# What you should do:
Look through the lines below and extract any with the word "tracki".

# Information supplied:

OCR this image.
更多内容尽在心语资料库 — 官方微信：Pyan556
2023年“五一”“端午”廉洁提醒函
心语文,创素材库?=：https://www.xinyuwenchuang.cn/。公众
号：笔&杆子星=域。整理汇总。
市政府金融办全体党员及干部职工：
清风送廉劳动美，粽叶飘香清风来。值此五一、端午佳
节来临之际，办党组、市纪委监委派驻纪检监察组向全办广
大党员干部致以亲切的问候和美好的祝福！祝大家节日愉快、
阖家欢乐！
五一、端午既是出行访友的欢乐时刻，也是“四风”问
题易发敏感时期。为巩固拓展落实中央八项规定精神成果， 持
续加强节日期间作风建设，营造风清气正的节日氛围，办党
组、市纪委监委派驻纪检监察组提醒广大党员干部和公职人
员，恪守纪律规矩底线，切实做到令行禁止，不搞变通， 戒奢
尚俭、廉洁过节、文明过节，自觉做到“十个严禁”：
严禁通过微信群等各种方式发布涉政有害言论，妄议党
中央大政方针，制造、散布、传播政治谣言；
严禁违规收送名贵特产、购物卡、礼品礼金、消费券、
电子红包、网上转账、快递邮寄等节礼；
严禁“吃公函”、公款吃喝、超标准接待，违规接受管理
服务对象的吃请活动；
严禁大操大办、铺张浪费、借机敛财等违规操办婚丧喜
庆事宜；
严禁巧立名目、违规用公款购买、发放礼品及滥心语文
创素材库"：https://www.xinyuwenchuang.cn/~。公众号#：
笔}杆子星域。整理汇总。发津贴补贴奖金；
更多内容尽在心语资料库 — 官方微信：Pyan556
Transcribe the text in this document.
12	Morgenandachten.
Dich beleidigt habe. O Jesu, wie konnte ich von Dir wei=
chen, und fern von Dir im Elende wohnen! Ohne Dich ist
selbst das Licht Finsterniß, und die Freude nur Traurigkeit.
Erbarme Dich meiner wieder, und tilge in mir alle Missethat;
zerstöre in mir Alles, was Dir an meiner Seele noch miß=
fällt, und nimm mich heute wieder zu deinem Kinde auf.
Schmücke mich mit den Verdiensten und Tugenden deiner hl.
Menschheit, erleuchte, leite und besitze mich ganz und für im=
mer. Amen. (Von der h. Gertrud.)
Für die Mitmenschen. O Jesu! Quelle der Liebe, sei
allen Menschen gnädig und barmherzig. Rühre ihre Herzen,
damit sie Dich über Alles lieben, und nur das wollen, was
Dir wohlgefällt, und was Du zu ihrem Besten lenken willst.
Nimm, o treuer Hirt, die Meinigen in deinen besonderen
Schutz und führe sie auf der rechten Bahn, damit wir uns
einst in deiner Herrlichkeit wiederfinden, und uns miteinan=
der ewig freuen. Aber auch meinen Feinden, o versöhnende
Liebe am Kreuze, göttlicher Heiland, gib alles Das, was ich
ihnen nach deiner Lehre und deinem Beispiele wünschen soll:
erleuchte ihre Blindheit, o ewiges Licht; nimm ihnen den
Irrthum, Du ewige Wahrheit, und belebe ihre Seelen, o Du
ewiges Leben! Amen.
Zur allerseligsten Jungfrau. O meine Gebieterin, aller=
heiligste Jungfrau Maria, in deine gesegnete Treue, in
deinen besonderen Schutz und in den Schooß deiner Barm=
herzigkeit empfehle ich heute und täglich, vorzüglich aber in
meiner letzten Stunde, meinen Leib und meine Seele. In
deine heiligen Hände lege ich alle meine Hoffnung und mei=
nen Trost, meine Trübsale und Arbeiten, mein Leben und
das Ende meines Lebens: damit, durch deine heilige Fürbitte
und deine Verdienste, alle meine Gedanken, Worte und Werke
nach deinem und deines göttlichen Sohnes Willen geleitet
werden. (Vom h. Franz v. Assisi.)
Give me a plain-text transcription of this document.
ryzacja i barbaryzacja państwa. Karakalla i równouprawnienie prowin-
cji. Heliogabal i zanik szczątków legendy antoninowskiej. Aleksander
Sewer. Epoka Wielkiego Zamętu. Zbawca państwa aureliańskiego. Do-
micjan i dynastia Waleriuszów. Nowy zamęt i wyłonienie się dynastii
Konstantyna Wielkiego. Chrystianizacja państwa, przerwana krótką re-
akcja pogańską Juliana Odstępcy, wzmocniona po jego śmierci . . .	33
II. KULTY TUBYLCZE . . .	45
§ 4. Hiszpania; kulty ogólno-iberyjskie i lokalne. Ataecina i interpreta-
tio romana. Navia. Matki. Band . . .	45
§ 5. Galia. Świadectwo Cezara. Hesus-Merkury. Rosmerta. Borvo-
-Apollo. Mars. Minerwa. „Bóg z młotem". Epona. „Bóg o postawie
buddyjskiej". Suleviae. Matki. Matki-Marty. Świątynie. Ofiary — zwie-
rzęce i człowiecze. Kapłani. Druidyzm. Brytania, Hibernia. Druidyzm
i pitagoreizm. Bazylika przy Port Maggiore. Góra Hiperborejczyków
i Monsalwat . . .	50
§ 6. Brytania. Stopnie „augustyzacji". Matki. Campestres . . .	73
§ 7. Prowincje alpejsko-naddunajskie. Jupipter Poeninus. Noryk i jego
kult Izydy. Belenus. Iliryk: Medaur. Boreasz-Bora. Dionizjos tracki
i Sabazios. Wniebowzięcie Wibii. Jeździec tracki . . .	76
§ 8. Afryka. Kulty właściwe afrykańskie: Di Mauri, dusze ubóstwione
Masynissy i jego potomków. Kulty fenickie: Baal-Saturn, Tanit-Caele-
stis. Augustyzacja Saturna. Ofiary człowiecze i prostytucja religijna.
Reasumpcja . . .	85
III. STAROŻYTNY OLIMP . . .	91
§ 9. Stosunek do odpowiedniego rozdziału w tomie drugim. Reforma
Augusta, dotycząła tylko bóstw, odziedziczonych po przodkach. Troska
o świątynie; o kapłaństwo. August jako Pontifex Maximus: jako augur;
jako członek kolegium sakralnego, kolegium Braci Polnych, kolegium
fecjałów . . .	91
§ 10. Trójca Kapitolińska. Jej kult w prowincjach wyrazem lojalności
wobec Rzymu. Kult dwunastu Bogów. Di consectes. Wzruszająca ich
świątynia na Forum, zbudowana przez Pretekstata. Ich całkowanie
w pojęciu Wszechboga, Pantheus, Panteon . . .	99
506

# Result for this exercise:
kult Izydy. Belenus. Iliryk: Medaur. Boreasz-Bora. Dionizjos tracki
i Sabazios. Wniebowzięcie Wibii. Jeździec tracki . . .	76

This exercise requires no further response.